(Records from a data source)
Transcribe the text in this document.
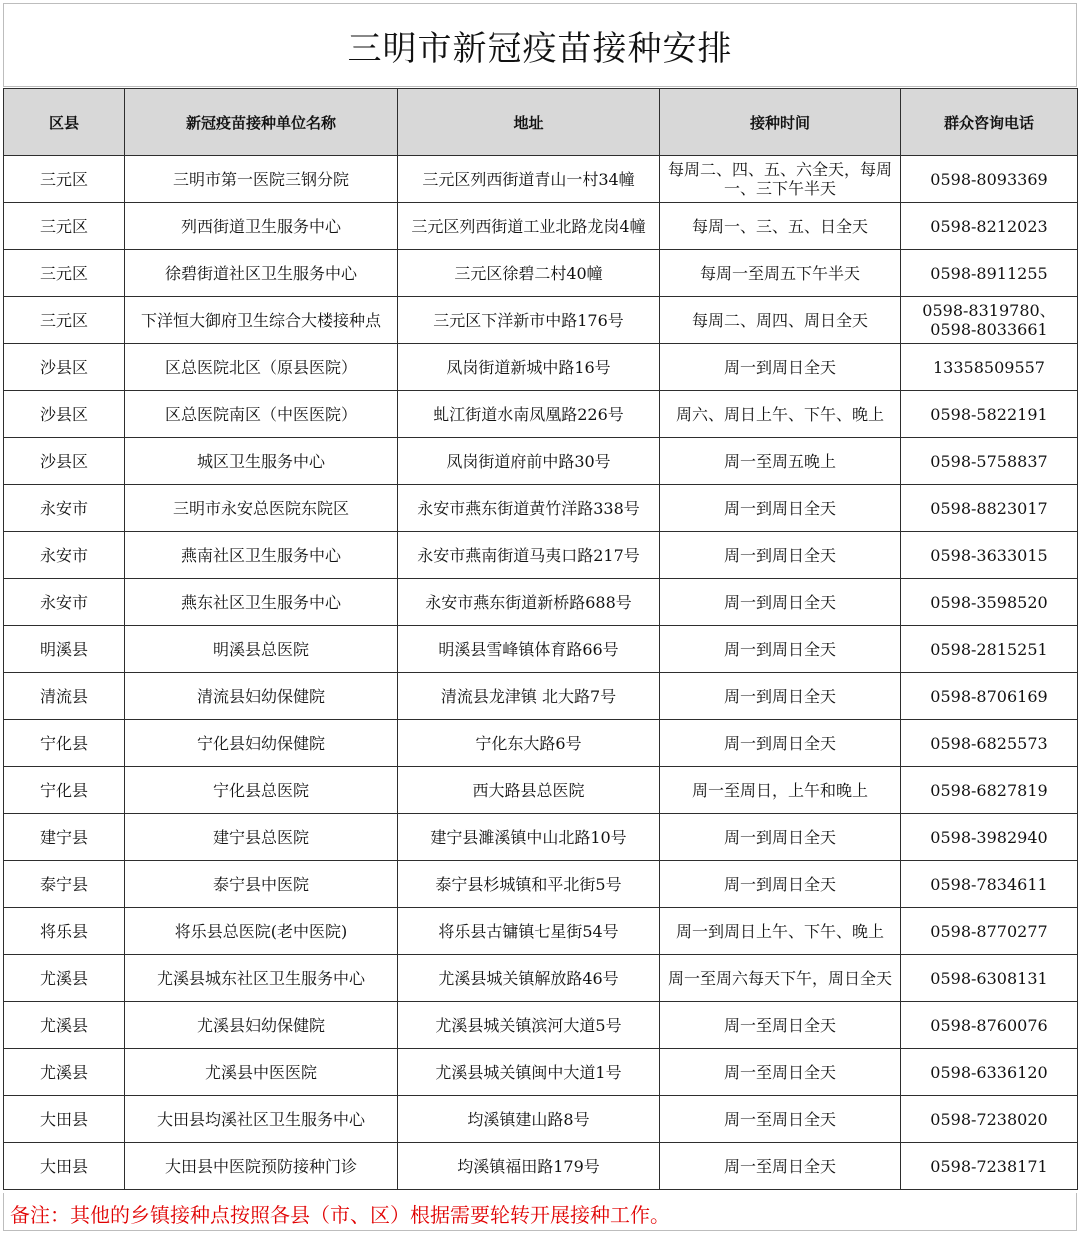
三明市新冠疫苗接种安排
区县	新冠疫苗接种单位名称	地址	接种时间	群众咨询电话
三元区	三明市第一医院三钢分院	三元区列西街道青山一村34幢	每周二、四、五、六全天，每周一、三下午半天	0598-8093369
三元区	列西街道卫生服务中心	三元区列西街道工业北路龙岗4幢	每周一、三、五、日全天	0598-8212023
三元区	徐碧街道社区卫生服务中心	三元区徐碧二村40幢	每周一至周五下午半天	0598-8911255
三元区	下洋恒大御府卫生综合大楼接种点	三元区下洋新市中路176号	每周二、周四、周日全天	0598-8319780、0598-8033661
沙县区	区总医院北区（原县医院）	凤岗街道新城中路16号	周一到周日全天	13358509557
沙县区	区总医院南区（中医医院）	虬江街道水南凤凰路226号	周六、周日上午、下午、晚上	0598-5822191
沙县区	城区卫生服务中心	凤岗街道府前中路30号	周一至周五晚上	0598-5758837
永安市	三明市永安总医院东院区	永安市燕东街道黄竹洋路338号	周一到周日全天	0598-8823017
永安市	燕南社区卫生服务中心	永安市燕南街道马夷口路217号	周一到周日全天	0598-3633015
永安市	燕东社区卫生服务中心	永安市燕东街道新桥路688号	周一到周日全天	0598-3598520
明溪县	明溪县总医院	明溪县雪峰镇体育路66号	周一到周日全天	0598-2815251
清流县	清流县妇幼保健院	清流县龙津镇 北大路7号	周一到周日全天	0598-8706169
宁化县	宁化县妇幼保健院	宁化东大路6号	周一到周日全天	0598-6825573
宁化县	宁化县总医院	西大路县总医院	周一至周日，上午和晚上	0598-6827819
建宁县	建宁县总医院	建宁县濉溪镇中山北路10号	周一到周日全天	0598-3982940
泰宁县	泰宁县中医院	泰宁县杉城镇和平北街5号	周一到周日全天	0598-7834611
将乐县	将乐县总医院(老中医院)	将乐县古镛镇七星街54号	周一到周日上午、下午、晚上	0598-8770277
尤溪县	尤溪县城东社区卫生服务中心	尤溪县城关镇解放路46号	周一至周六每天下午，周日全天	0598-6308131
尤溪县	尤溪县妇幼保健院	尤溪县城关镇滨河大道5号	周一至周日全天	0598-8760076
尤溪县	尤溪县中医医院	尤溪县城关镇闽中大道1号	周一至周日全天	0598-6336120
大田县	大田县均溪社区卫生服务中心	均溪镇建山路8号	周一至周日全天	0598-7238020
大田县	大田县中医院预防接种门诊	均溪镇福田路179号	周一至周日全天	0598-7238171
备注：其他的乡镇接种点按照各县（市、区）根据需要轮转开展接种工作。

#### DIRECTIONS FOR THIS TASK
Omit the pictures. Output every record above word for word.

#### SOLUTION TO THIS EXERCISE
Transcribe the text in this document.
三明市新冠疫苗接种安排
区县	新冠疫苗接种单位名称	地址	接种时间	群众咨询电话
三元区	三明市第一医院三钢分院	三元区列西街道青山一村34幢	每周二、四、五、六全天，每周一、三下午半天	0598-8093369
三元区	列西街道卫生服务中心	三元区列西街道工业北路龙岗4幢	每周一、三、五、日全天	0598-8212023
三元区	徐碧街道社区卫生服务中心	三元区徐碧二村40幢	每周一至周五下午半天	0598-8911255
三元区	下洋恒大御府卫生综合大楼接种点	三元区下洋新市中路176号	每周二、周四、周日全天	0598-8319780、0598-8033661
沙县区	区总医院北区（原县医院）	凤岗街道新城中路16号	周一到周日全天	13358509557
沙县区	区总医院南区（中医医院）	虬江街道水南凤凰路226号	周六、周日上午、下午、晚上	0598-5822191
沙县区	城区卫生服务中心	凤岗街道府前中路30号	周一至周五晚上	0598-5758837
永安市	三明市永安总医院东院区	永安市燕东街道黄竹洋路338号	周一到周日全天	0598-8823017
永安市	燕南社区卫生服务中心	永安市燕南街道马夷口路217号	周一到周日全天	0598-3633015
永安市	燕东社区卫生服务中心	永安市燕东街道新桥路688号	周一到周日全天	0598-3598520
明溪县	明溪县总医院	明溪县雪峰镇体育路66号	周一到周日全天	0598-2815251
清流县	清流县妇幼保健院	清流县龙津镇 北大路7号	周一到周日全天	0598-8706169
宁化县	宁化县妇幼保健院	宁化东大路6号	周一到周日全天	0598-6825573
宁化县	宁化县总医院	西大路县总医院	周一至周日，上午和晚上	0598-6827819
建宁县	建宁县总医院	建宁县濉溪镇中山北路10号	周一到周日全天	0598-3982940
泰宁县	泰宁县中医院	泰宁县杉城镇和平北街5号	周一到周日全天	0598-7834611
将乐县	将乐县总医院(老中医院)	将乐县古镛镇七星街54号	周一到周日上午、下午、晚上	0598-8770277
尤溪县	尤溪县城东社区卫生服务中心	尤溪县城关镇解放路46号	周一至周六每天下午，周日全天	0598-6308131
尤溪县	尤溪县妇幼保健院	尤溪县城关镇滨河大道5号	周一至周日全天	0598-8760076
尤溪县	尤溪县中医医院	尤溪县城关镇闽中大道1号	周一至周日全天	0598-6336120
大田县	大田县均溪社区卫生服务中心	均溪镇建山路8号	周一至周日全天	0598-7238020
大田县	大田县中医院预防接种门诊	均溪镇福田路179号	周一至周日全天	0598-7238171
备注：其他的乡镇接种点按照各县（市、区）根据需要轮转开展接种工作。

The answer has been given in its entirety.